Set problem:
Every entry that follows should be repeated exactly; drop the images.

Data in this exercise:

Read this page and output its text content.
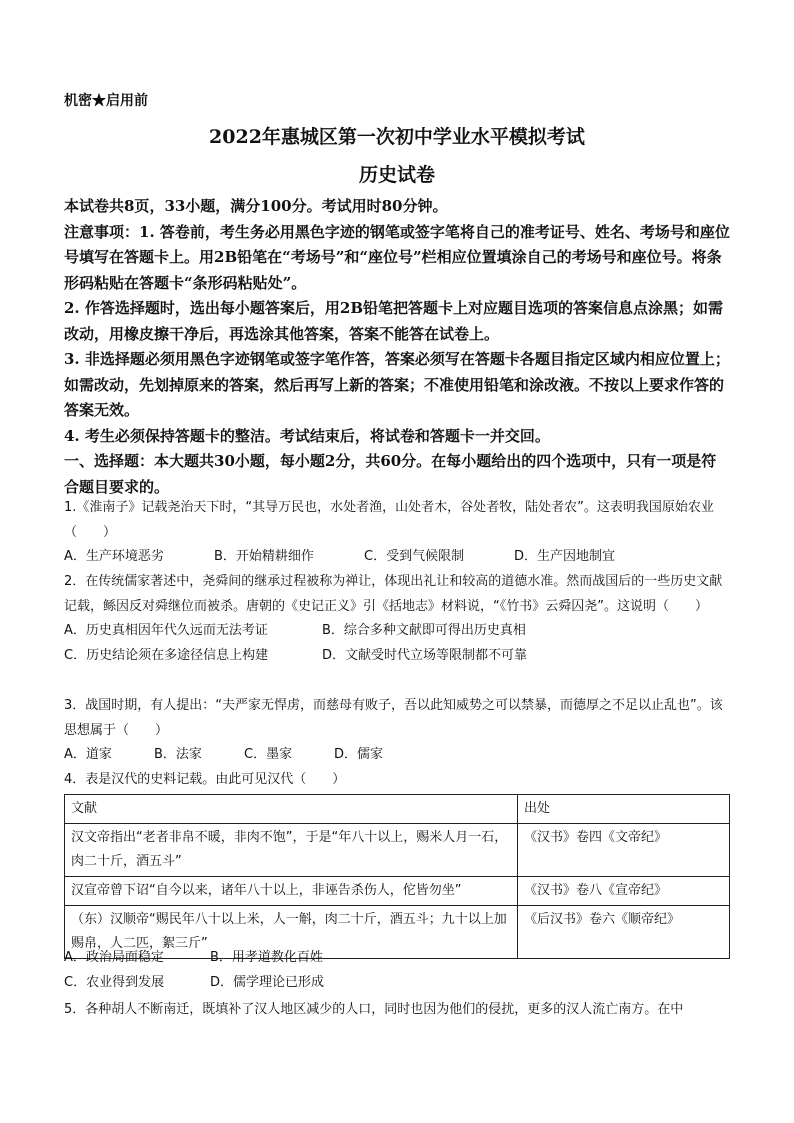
机密★启用前
2022年惠城区第一次初中学业水平模拟考试
历史试卷

本试卷共8页，33小题，满分100分。考试用时80分钟。

注意事项：1. 答卷前，考生务必用黑色字迹的钢笔或签字笔将自己的准考证号、姓名、考场号和座位号填写在答题卡上。用2B铅笔在“考场号”和“座位号”栏相应位置填涂自己的考场号和座位号。将条形码粘贴在答题卡“条形码粘贴处”。

2. 作答选择题时，选出每小题答案后，用2B铅笔把答题卡上对应题目选项的答案信息点涂黑；如需改动，用橡皮擦干净后，再选涂其他答案，答案不能答在试卷上。

3. 非选择题必须用黑色字迹钢笔或签字笔作答，答案必须写在答题卡各题目指定区域内相应位置上；如需改动，先划掉原来的答案，然后再写上新的答案；不准使用铅笔和涂改液。不按以上要求作答的答案无效。

4. 考生必须保持答题卡的整洁。考试结束后，将试卷和答题卡一并交回。

一、选择题：本大题共30小题，每小题2分，共60分。在每小题给出的四个选项中，只有一项是符合题目要求的。

1.《淮南子》记载尧治天下时，“其导万民也，水处者渔，山处者木，谷处者牧，陆处者农”。这表明我国原始农业（　　）

A．生产环境恶劣	B．开始精耕细作	C．受到气候限制	D．生产因地制宜

2．在传统儒家著述中，尧舜间的继承过程被称为禅让，体现出礼让和较高的道德水准。然而战国后的一些历史文献记载，鲧因反对舜继位而被杀。唐朝的《史记正义》引《括地志》材料说，“《竹书》云舜囚尧”。这说明（　　）

A．历史真相因年代久远而无法考证	B．综合多种文献即可得出历史真相

C．历史结论须在多途径信息上构建	D．文献受时代立场等限制都不可靠

3．战国时期，有人提出：“夫严家无悍虏，而慈母有败子，吾以此知威势之可以禁暴，而德厚之不足以止乱也”。该思想属于（　　）

A．道家	B．法家	C．墨家	D．儒家

4．表是汉代的史料记载。由此可见汉代（　　）

文献	出处
汉文帝指出“老者非帛不暖，非肉不饱”，于是“年八十以上，赐米人月一石，肉二十斤，酒五斗”	《汉书》卷四《文帝纪》
汉宣帝曾下诏“自今以来，诸年八十以上，非诬告杀伤人，佗皆勿坐”	《汉书》卷八《宣帝纪》
（东）汉顺帝“赐民年八十以上米，人一斛，肉二十斤，酒五斗；九十以上加赐帛，人二匹，絮三斤”	《后汉书》卷六《顺帝纪》

A．政治局面稳定	B．用孝道教化百姓

C．农业得到发展	D．儒学理论已形成

5．各种胡人不断南迁，既填补了汉人地区减少的人口，同时也因为他们的侵扰，更多的汉人流亡南方。在中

Right answer:
Read this page and output its text content.
机密★启用前
2022年惠城区第一次初中学业水平模拟考试
历史试卷

本试卷共8页，33小题，满分100分。考试用时80分钟。

注意事项：1. 答卷前，考生务必用黑色字迹的钢笔或签字笔将自己的准考证号、姓名、考场号和座位号填写在答题卡上。用2B铅笔在“考场号”和“座位号”栏相应位置填涂自己的考场号和座位号。将条形码粘贴在答题卡“条形码粘贴处”。

2. 作答选择题时，选出每小题答案后，用2B铅笔把答题卡上对应题目选项的答案信息点涂黑；如需改动，用橡皮擦干净后，再选涂其他答案，答案不能答在试卷上。

3. 非选择题必须用黑色字迹钢笔或签字笔作答，答案必须写在答题卡各题目指定区域内相应位置上；如需改动，先划掉原来的答案，然后再写上新的答案；不准使用铅笔和涂改液。不按以上要求作答的答案无效。

4. 考生必须保持答题卡的整洁。考试结束后，将试卷和答题卡一并交回。

一、选择题：本大题共30小题，每小题2分，共60分。在每小题给出的四个选项中，只有一项是符合题目要求的。

1.《淮南子》记载尧治天下时，“其导万民也，水处者渔，山处者木，谷处者牧，陆处者农”。这表明我国原始农业（　　）

A．生产环境恶劣	B．开始精耕细作	C．受到气候限制	D．生产因地制宜

2．在传统儒家著述中，尧舜间的继承过程被称为禅让，体现出礼让和较高的道德水准。然而战国后的一些历史文献记载，鲧因反对舜继位而被杀。唐朝的《史记正义》引《括地志》材料说，“《竹书》云舜囚尧”。这说明（　　）

A．历史真相因年代久远而无法考证	B．综合多种文献即可得出历史真相

C．历史结论须在多途径信息上构建	D．文献受时代立场等限制都不可靠

3．战国时期，有人提出：“夫严家无悍虏，而慈母有败子，吾以此知威势之可以禁暴，而德厚之不足以止乱也”。该思想属于（　　）

A．道家	B．法家	C．墨家	D．儒家

4．表是汉代的史料记载。由此可见汉代（　　）

文献	出处
汉文帝指出“老者非帛不暖，非肉不饱”，于是“年八十以上，赐米人月一石，肉二十斤，酒五斗”	《汉书》卷四《文帝纪》
汉宣帝曾下诏“自今以来，诸年八十以上，非诬告杀伤人，佗皆勿坐”	《汉书》卷八《宣帝纪》
（东）汉顺帝“赐民年八十以上米，人一斛，肉二十斤，酒五斗；九十以上加赐帛，人二匹，絮三斤”	《后汉书》卷六《顺帝纪》

A．政治局面稳定	B．用孝道教化百姓

C．农业得到发展	D．儒学理论已形成

5．各种胡人不断南迁，既填补了汉人地区减少的人口，同时也因为他们的侵扰，更多的汉人流亡南方。在中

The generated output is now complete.